### TASK DETAILS
Could you duplicate the material from the line containing "Patent image size: (982, 561)." through the line containing "The chip components 19 is at (549, 250).", both included, and nothing else?

### EXCERPTED DATA
┌────────

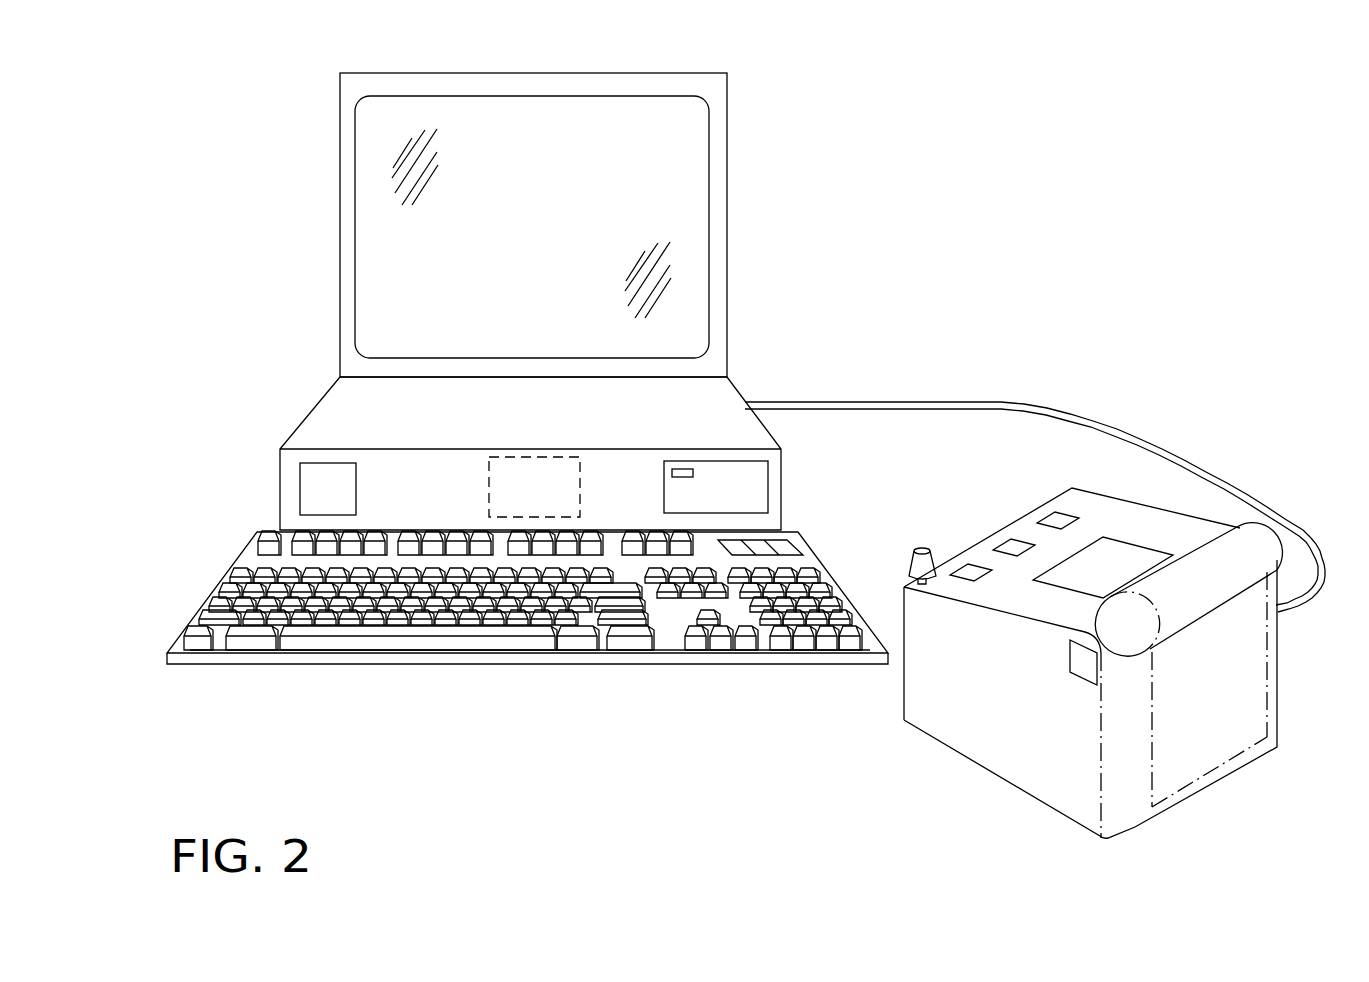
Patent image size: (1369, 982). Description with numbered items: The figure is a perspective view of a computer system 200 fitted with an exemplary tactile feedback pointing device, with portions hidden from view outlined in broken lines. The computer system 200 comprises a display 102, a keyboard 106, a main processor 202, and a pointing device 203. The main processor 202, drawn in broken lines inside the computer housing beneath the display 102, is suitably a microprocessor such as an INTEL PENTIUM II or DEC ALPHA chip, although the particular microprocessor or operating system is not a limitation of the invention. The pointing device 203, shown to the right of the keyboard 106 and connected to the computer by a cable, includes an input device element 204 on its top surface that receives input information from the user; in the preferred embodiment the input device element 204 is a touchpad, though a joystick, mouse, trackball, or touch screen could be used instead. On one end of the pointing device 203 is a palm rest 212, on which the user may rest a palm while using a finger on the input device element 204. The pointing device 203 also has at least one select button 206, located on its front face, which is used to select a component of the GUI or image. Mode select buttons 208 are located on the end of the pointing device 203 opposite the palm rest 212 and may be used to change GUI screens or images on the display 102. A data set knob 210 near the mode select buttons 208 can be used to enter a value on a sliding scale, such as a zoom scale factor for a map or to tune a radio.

└────────
┌────────

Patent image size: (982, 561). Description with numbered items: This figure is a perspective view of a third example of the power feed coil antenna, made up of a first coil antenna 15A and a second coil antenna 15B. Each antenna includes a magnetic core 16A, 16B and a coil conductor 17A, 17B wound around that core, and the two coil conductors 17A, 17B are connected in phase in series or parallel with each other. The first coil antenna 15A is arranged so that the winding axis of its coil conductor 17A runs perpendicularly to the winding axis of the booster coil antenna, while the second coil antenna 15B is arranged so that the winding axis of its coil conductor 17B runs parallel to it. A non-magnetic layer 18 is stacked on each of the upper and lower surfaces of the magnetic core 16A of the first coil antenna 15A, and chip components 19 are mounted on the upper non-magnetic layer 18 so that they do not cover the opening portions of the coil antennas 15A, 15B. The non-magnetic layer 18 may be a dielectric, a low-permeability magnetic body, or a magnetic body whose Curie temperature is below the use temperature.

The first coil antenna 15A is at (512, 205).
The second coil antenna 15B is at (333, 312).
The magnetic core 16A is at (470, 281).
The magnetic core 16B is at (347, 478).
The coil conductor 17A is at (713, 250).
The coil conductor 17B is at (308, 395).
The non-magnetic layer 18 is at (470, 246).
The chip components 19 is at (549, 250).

└────────

### ANSWER TO THE PROBLEM
Patent image size: (982, 561). Description with numbered items: This figure is a perspective view of a third example of the power feed coil antenna, made up of a first coil antenna 15A and a second coil antenna 15B. Each antenna includes a magnetic core 16A, 16B and a coil conductor 17A, 17B wound around that core, and the two coil conductors 17A, 17B are connected in phase in series or parallel with each other. The first coil antenna 15A is arranged so that the winding axis of its coil conductor 17A runs perpendicularly to the winding axis of the booster coil antenna, while the second coil antenna 15B is arranged so that the winding axis of its coil conductor 17B runs parallel to it. A non-magnetic layer 18 is stacked on each of the upper and lower surfaces of the magnetic core 16A of the first coil antenna 15A, and chip components 19 are mounted on the upper non-magnetic layer 18 so that they do not cover the opening portions of the coil antennas 15A, 15B. The non-magnetic layer 18 may be a dielectric, a low-permeability magnetic body, or a magnetic body whose Curie temperature is below the use temperature.

The first coil antenna 15A is at (512, 205).
The second coil antenna 15B is at (333, 312).
The magnetic core 16A is at (470, 281).
The magnetic core 16B is at (347, 478).
The coil conductor 17A is at (713, 250).
The coil conductor 17B is at (308, 395).
The non-magnetic layer 18 is at (470, 246).
The chip components 19 is at (549, 250).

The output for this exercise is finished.